:: Written problem ::
Copy the data below exactly, omitting any picture it contains.

(Data entries)
______
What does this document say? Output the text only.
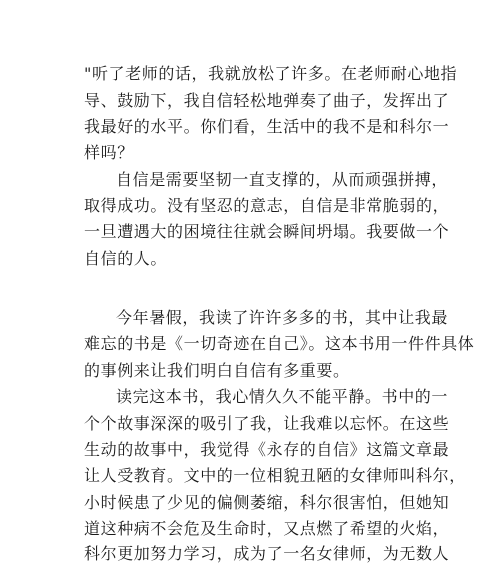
"听了老师的话，我就放松了许多。在老师耐心地指
导、鼓励下，我自信轻松地弹奏了曲子，发挥出了
我最好的水平。你们看，生活中的我不是和科尔一
样吗？
自信是需要坚韧一直支撑的，从而顽强拼搏，
取得成功。没有坚忍的意志，自信是非常脆弱的，
一旦遭遇大的困境往往就会瞬间坍塌。我要做一个
自信的人。
今年暑假，我读了许许多多的书，其中让我最
难忘的书是《一切奇迹在自己》。这本书用一件件具体
的事例来让我们明白自信有多重要。
读完这本书，我心情久久不能平静。书中的一
个个故事深深的吸引了我，让我难以忘怀。在这些
生动的故事中，我觉得《永存的自信》这篇文章最
让人受教育。文中的一位相貌丑陋的女律师叫科尔，
小时候患了少见的偏侧萎缩，科尔很害怕，但她知
道这种病不会危及生命时，又点燃了希望的火焰，
科尔更加努力学习，成为了一名女律师，为无数人
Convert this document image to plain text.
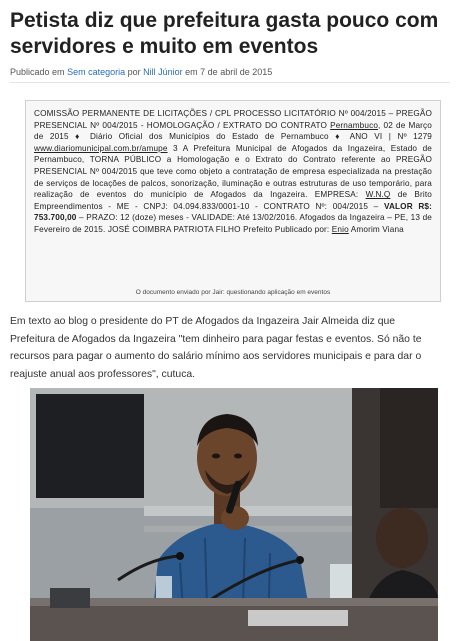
Petista diz que prefeitura gasta pouco com
servidores e muito em eventos
Publicado em Sem categoria por Nill Júnior em 7 de abril de 2015
COMISSÃO PERMANENTE DE LICITAÇÕES / CPL PROCESSO LICITATÓRIO Nº 004/2015 – PREGÃO PRESENCIAL Nº 004/2015 - HOMOLOGAÇÃO / EXTRATO DO CONTRATO Pernambuco, 02 de Março de 2015 ♦ Diário Oficial dos Municípios do Estado de Pernambuco ♦ ANO VI | Nº 1279 www.diariomunicipal.com.br/amupe 3 A Prefeitura Municipal de Afogados da Ingazeira, Estado de Pernambuco, TORNA PÚBLICO a Homologação e o Extrato do Contrato referente ao PREGÃO PRESENCIAL Nº 004/2015 que teve como objeto a contratação de empresa especializada na prestação de serviços de locações de palcos, sonorização, iluminação e outras estruturas de uso temporário, para realização de eventos do município de Afogados da Ingazeira. EMPRESA: W.N.Q de Brito Empreendimentos - ME - CNPJ: 04.094.833/0001-10 - CONTRATO Nº: 004/2015 – VALOR R$: 753.700,00 – PRAZO: 12 (doze) meses - VALIDADE: Até 13/02/2016. Afogados da Ingazeira – PE, 13 de Fevereiro de 2015. JOSÉ COIMBRA PATRIOTA FILHO Prefeito Publicado por: Enio Amorim Viana
O documento enviado por Jair: questionando aplicação em eventos
Em texto ao blog o presidente do PT de Afogados da Ingazeira Jair Almeida diz que
Prefeitura de Afogados da Ingazeira "tem dinheiro para pagar festas e eventos. Só não te
recursos para pagar o aumento do salário mínimo aos servidores municipais e para dar o
reajuste anual aos professores", cutuca.
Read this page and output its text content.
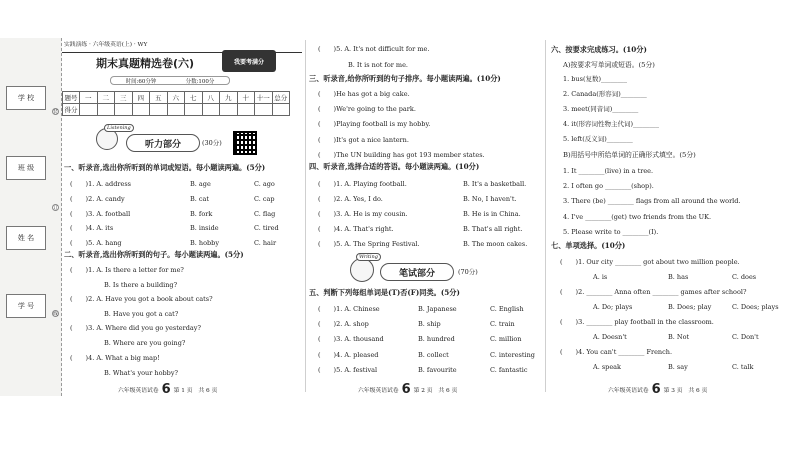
学 校
班 级
姓 名
学 号
装
订
线
实践演练 · 六年级英语(上) · WY
期末真题精选卷(六)	我要考满分
时间:60分钟	分数:100分
题号	一	二	三	四	五	六	七	八	九	十	十一	总分
得分												
Listening
听力部分	(30分)
一、听录音,选出你所听到的单词或短语。每小题读两遍。(5分)
(　　)1. A. address	B. age	C. ago
(　　)2. A. candy	B. cat	C. cap
(　　)3. A. football	B. fork	C. flag
(　　)4. A. its	B. inside	C. tired
(　　)5. A. hang	B. hobby	C. hair
二、听录音,选出你所听到的句子。每小题读两遍。(5分)
(　　)1. A. Is there a letter for me?
B. Is there a building?
(　　)2. A. Have you got a book about cats?
B. Have you got a cat?
(　　)3. A. Where did you go yesterday?
B. Where are you going?
(　　)4. A. What a big map!
B. What's your hobby?
(　　)5. A. It's not difficult for me.
B. It is not for me.
三、听录音,给你所听到的句子排序。每小题读两遍。(10分)
(　　)He has got a big cake.
(　　)We're going to the park.
(　　)Playing football is my hobby.
(　　)It's got a nice lantern.
(　　)The UN building has got 193 member states.
四、听录音,选择合适的答语。每小题读两遍。(10分)
(　　)1. A. Playing football.	B. It's a basketball.
(　　)2. A. Yes, I do.	B. No, I haven't.
(　　)3. A. He is my cousin.	B. He is in China.
(　　)4. A. That's right.	B. That's all right.
(　　)5. A. The Spring Festival.	B. The moon cakes.
Writing
笔试部分	(70分)
五、判断下列每组单词是(T)否(F)同类。(5分)
(　　)1. A. Chinese	B. Japanese	C. English
(　　)2. A. shop	B. ship	C. train
(　　)3. A. thousand	B. hundred	C. million
(　　)4. A. pleased	B. collect	C. interesting
(　　)5. A. festival	B. favourite	C. fantastic
六、按要求完成练习。(10分)
A)按要求写单词或短语。(5分)
1. bus(复数)________
2. Canada(形容词)________
3. meet(同音词)________
4. it(形容词性物主代词)________
5. left(反义词)________
B)用括号中所给单词的正确形式填空。(5分)
1. It ________(live) in a tree.
2. I often go ________(shop).
3. There (be) ________ flags from all around the world.
4. I've ________(get) two friends from the UK.
5. Please write to ________(I).
七、单项选择。(10分)
(　　)1. Our city ________ got about two million people.
A. is	B. has	C. does
(　　)2. ________ Anna often ________ games after school?
A. Do; plays	B. Does; play	C. Does; plays
(　　)3. ________ play football in the classroom.
A. Doesn't	B. Not	C. Don't
(　　)4. You can't ________ French.
A. speak	B. say	C. talk
六年级英语试卷 6 第 1 页　共 6 页	六年级英语试卷 6 第 2 页　共 6 页	六年级英语试卷 6 第 3 页　共 6 页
______
:: Result for this exercise ::
What does this document say? Output the text only.
"听了老师的话，我就放松了许多。在老师耐心地指
导、鼓励下，我自信轻松地弹奏了曲子，发挥出了
我最好的水平。你们看，生活中的我不是和科尔一
样吗？
自信是需要坚韧一直支撑的，从而顽强拼搏，
取得成功。没有坚忍的意志，自信是非常脆弱的，
一旦遭遇大的困境往往就会瞬间坍塌。我要做一个
自信的人。
今年暑假，我读了许许多多的书，其中让我最
难忘的书是《一切奇迹在自己》。这本书用一件件具体
的事例来让我们明白自信有多重要。
读完这本书，我心情久久不能平静。书中的一
个个故事深深的吸引了我，让我难以忘怀。在这些
生动的故事中，我觉得《永存的自信》这篇文章最
让人受教育。文中的一位相貌丑陋的女律师叫科尔，
小时候患了少见的偏侧萎缩，科尔很害怕，但她知
道这种病不会危及生命时，又点燃了希望的火焰，
科尔更加努力学习，成为了一名女律师，为无数人
Convert this document image to plain text.
Petista diz que prefeitura gasta pouco com
servidores e muito em eventos
Publicado em Sem categoria por Nill Júnior em 7 de abril de 2015
COMISSÃO PERMANENTE DE LICITAÇÕES / CPL PROCESSO LICITATÓRIO Nº 004/2015 – PREGÃO PRESENCIAL Nº 004/2015 - HOMOLOGAÇÃO / EXTRATO DO CONTRATO Pernambuco, 02 de Março de 2015 ♦ Diário Oficial dos Municípios do Estado de Pernambuco ♦ ANO VI | Nº 1279 www.diariomunicipal.com.br/amupe 3 A Prefeitura Municipal de Afogados da Ingazeira, Estado de Pernambuco, TORNA PÚBLICO a Homologação e o Extrato do Contrato referente ao PREGÃO PRESENCIAL Nº 004/2015 que teve como objeto a contratação de empresa especializada na prestação de serviços de locações de palcos, sonorização, iluminação e outras estruturas de uso temporário, para realização de eventos do município de Afogados da Ingazeira. EMPRESA: W.N.Q de Brito Empreendimentos - ME - CNPJ: 04.094.833/0001-10 - CONTRATO Nº: 004/2015 – VALOR R$: 753.700,00 – PRAZO: 12 (doze) meses - VALIDADE: Até 13/02/2016. Afogados da Ingazeira – PE, 13 de Fevereiro de 2015. JOSÉ COIMBRA PATRIOTA FILHO Prefeito Publicado por: Enio Amorim Viana
O documento enviado por Jair: questionando aplicação em eventos
Em texto ao blog o presidente do PT de Afogados da Ingazeira Jair Almeida diz que
Prefeitura de Afogados da Ingazeira "tem dinheiro para pagar festas e eventos. Só não te
recursos para pagar o aumento do salário mínimo aos servidores municipais e para dar o
reajuste anual aos professores", cutuca.
Read this page and output its text content.
学 校
班 级
姓 名
学 号
装
订
线
实践演练 · 六年级英语(上) · WY
期末真题精选卷(六)	我要考满分
时间:60分钟	分数:100分
题号	一	二	三	四	五	六	七	八	九	十	十一	总分
得分												
Listening
听力部分	(30分)
一、听录音,选出你所听到的单词或短语。每小题读两遍。(5分)
(　　)1. A. address	B. age	C. ago
(　　)2. A. candy	B. cat	C. cap
(　　)3. A. football	B. fork	C. flag
(　　)4. A. its	B. inside	C. tired
(　　)5. A. hang	B. hobby	C. hair
二、听录音,选出你所听到的句子。每小题读两遍。(5分)
(　　)1. A. Is there a letter for me?
B. Is there a building?
(　　)2. A. Have you got a book about cats?
B. Have you got a cat?
(　　)3. A. Where did you go yesterday?
B. Where are you going?
(　　)4. A. What a big map!
B. What's your hobby?
(　　)5. A. It's not difficult for me.
B. It is not for me.
三、听录音,给你所听到的句子排序。每小题读两遍。(10分)
(　　)He has got a big cake.
(　　)We're going to the park.
(　　)Playing football is my hobby.
(　　)It's got a nice lantern.
(　　)The UN building has got 193 member states.
四、听录音,选择合适的答语。每小题读两遍。(10分)
(　　)1. A. Playing football.	B. It's a basketball.
(　　)2. A. Yes, I do.	B. No, I haven't.
(　　)3. A. He is my cousin.	B. He is in China.
(　　)4. A. That's right.	B. That's all right.
(　　)5. A. The Spring Festival.	B. The moon cakes.
Writing
笔试部分	(70分)
五、判断下列每组单词是(T)否(F)同类。(5分)
(　　)1. A. Chinese	B. Japanese	C. English
(　　)2. A. shop	B. ship	C. train
(　　)3. A. thousand	B. hundred	C. million
(　　)4. A. pleased	B. collect	C. interesting
(　　)5. A. festival	B. favourite	C. fantastic
六、按要求完成练习。(10分)
A)按要求写单词或短语。(5分)
1. bus(复数)________
2. Canada(形容词)________
3. meet(同音词)________
4. it(形容词性物主代词)________
5. left(反义词)________
B)用括号中所给单词的正确形式填空。(5分)
1. It ________(live) in a tree.
2. I often go ________(shop).
3. There (be) ________ flags from all around the world.
4. I've ________(get) two friends from the UK.
5. Please write to ________(I).
七、单项选择。(10分)
(　　)1. Our city ________ got about two million people.
A. is	B. has	C. does
(　　)2. ________ Anna often ________ games after school?
A. Do; plays	B. Does; play	C. Does; plays
(　　)3. ________ play football in the classroom.
A. Doesn't	B. Not	C. Don't
(　　)4. You can't ________ French.
A. speak	B. say	C. talk
六年级英语试卷 6 第 1 页　共 6 页	六年级英语试卷 6 第 2 页　共 6 页	六年级英语试卷 6 第 3 页　共 6 页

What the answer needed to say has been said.